Data entries
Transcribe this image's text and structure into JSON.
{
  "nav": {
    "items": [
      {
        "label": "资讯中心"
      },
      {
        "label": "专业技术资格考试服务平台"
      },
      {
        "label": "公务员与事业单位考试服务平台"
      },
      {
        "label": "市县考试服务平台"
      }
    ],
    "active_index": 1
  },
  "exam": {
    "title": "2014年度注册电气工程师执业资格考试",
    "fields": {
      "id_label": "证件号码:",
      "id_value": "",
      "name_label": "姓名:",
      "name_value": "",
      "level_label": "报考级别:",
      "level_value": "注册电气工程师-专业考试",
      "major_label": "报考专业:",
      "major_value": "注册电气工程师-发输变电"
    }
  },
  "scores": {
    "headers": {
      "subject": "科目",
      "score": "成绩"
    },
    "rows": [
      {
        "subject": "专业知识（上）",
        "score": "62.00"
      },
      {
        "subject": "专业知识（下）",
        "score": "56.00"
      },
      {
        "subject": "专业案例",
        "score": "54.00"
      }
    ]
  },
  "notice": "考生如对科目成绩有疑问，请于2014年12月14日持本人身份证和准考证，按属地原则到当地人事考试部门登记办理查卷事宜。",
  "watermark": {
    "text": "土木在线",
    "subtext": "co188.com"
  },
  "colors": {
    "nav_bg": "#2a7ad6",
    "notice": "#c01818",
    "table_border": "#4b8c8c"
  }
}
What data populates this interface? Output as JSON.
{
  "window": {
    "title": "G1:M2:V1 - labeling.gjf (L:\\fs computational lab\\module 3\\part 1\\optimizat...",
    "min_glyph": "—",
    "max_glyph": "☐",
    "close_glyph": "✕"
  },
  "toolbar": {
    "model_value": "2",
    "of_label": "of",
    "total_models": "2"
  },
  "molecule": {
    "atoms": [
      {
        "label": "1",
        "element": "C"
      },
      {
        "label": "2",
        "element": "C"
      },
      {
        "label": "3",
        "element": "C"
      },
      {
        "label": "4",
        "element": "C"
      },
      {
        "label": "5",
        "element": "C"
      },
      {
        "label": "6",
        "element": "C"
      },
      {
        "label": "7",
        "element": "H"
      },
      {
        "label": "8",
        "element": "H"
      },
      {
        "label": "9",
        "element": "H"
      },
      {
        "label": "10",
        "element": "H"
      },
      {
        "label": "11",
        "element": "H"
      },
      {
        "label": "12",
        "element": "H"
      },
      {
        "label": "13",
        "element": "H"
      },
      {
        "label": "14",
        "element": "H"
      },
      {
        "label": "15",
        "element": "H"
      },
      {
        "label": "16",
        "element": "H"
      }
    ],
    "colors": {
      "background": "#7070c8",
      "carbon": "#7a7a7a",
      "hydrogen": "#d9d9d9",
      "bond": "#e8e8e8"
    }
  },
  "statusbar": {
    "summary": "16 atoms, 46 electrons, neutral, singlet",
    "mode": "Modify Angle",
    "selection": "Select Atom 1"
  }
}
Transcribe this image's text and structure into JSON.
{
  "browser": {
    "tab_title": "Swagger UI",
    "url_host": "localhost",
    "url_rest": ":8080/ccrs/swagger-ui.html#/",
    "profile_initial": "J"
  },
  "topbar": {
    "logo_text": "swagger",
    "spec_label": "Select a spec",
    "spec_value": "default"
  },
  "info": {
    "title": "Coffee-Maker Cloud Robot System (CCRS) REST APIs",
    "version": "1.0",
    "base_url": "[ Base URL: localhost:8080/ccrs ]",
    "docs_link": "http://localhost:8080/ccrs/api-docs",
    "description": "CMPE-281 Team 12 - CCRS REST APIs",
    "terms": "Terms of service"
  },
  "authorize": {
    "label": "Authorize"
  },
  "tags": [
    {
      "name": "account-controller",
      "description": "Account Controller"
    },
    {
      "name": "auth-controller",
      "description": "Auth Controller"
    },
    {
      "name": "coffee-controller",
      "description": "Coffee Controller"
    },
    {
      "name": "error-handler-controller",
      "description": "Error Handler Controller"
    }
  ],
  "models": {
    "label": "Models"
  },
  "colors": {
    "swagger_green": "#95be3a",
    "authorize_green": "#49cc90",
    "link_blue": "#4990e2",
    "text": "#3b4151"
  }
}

• [What you will do]: Restate all of the entries exactly, please.

• [The output]:
Transcribe this image's text and structure into JSON.
{
  "nav": {
    "items": [
      {
        "label": "资讯中心"
      },
      {
        "label": "专业技术资格考试服务平台"
      },
      {
        "label": "公务员与事业单位考试服务平台"
      },
      {
        "label": "市县考试服务平台"
      }
    ],
    "active_index": 1
  },
  "exam": {
    "title": "2014年度注册电气工程师执业资格考试",
    "fields": {
      "id_label": "证件号码:",
      "id_value": "",
      "name_label": "姓名:",
      "name_value": "",
      "level_label": "报考级别:",
      "level_value": "注册电气工程师-专业考试",
      "major_label": "报考专业:",
      "major_value": "注册电气工程师-发输变电"
    }
  },
  "scores": {
    "headers": {
      "subject": "科目",
      "score": "成绩"
    },
    "rows": [
      {
        "subject": "专业知识（上）",
        "score": "62.00"
      },
      {
        "subject": "专业知识（下）",
        "score": "56.00"
      },
      {
        "subject": "专业案例",
        "score": "54.00"
      }
    ]
  },
  "notice": "考生如对科目成绩有疑问，请于2014年12月14日持本人身份证和准考证，按属地原则到当地人事考试部门登记办理查卷事宜。",
  "watermark": {
    "text": "土木在线",
    "subtext": "co188.com"
  },
  "colors": {
    "nav_bg": "#2a7ad6",
    "notice": "#c01818",
    "table_border": "#4b8c8c"
  }
}
What data populates this interface? Output as JSON.
{
  "window": {
    "title": "G1:M2:V1 - labeling.gjf (L:\\fs computational lab\\module 3\\part 1\\optimizat...",
    "min_glyph": "—",
    "max_glyph": "☐",
    "close_glyph": "✕"
  },
  "toolbar": {
    "model_value": "2",
    "of_label": "of",
    "total_models": "2"
  },
  "molecule": {
    "atoms": [
      {
        "label": "1",
        "element": "C"
      },
      {
        "label": "2",
        "element": "C"
      },
      {
        "label": "3",
        "element": "C"
      },
      {
        "label": "4",
        "element": "C"
      },
      {
        "label": "5",
        "element": "C"
      },
      {
        "label": "6",
        "element": "C"
      },
      {
        "label": "7",
        "element": "H"
      },
      {
        "label": "8",
        "element": "H"
      },
      {
        "label": "9",
        "element": "H"
      },
      {
        "label": "10",
        "element": "H"
      },
      {
        "label": "11",
        "element": "H"
      },
      {
        "label": "12",
        "element": "H"
      },
      {
        "label": "13",
        "element": "H"
      },
      {
        "label": "14",
        "element": "H"
      },
      {
        "label": "15",
        "element": "H"
      },
      {
        "label": "16",
        "element": "H"
      }
    ],
    "colors": {
      "background": "#7070c8",
      "carbon": "#7a7a7a",
      "hydrogen": "#d9d9d9",
      "bond": "#e8e8e8"
    }
  },
  "statusbar": {
    "summary": "16 atoms, 46 electrons, neutral, singlet",
    "mode": "Modify Angle",
    "selection": "Select Atom 1"
  }
}
Transcribe this image's text and structure into JSON.
{
  "browser": {
    "tab_title": "Swagger UI",
    "url_host": "localhost",
    "url_rest": ":8080/ccrs/swagger-ui.html#/",
    "profile_initial": "J"
  },
  "topbar": {
    "logo_text": "swagger",
    "spec_label": "Select a spec",
    "spec_value": "default"
  },
  "info": {
    "title": "Coffee-Maker Cloud Robot System (CCRS) REST APIs",
    "version": "1.0",
    "base_url": "[ Base URL: localhost:8080/ccrs ]",
    "docs_link": "http://localhost:8080/ccrs/api-docs",
    "description": "CMPE-281 Team 12 - CCRS REST APIs",
    "terms": "Terms of service"
  },
  "authorize": {
    "label": "Authorize"
  },
  "tags": [
    {
      "name": "account-controller",
      "description": "Account Controller"
    },
    {
      "name": "auth-controller",
      "description": "Auth Controller"
    },
    {
      "name": "coffee-controller",
      "description": "Coffee Controller"
    },
    {
      "name": "error-handler-controller",
      "description": "Error Handler Controller"
    }
  ],
  "models": {
    "label": "Models"
  },
  "colors": {
    "swagger_green": "#95be3a",
    "authorize_green": "#49cc90",
    "link_blue": "#4990e2",
    "text": "#3b4151"
  }
}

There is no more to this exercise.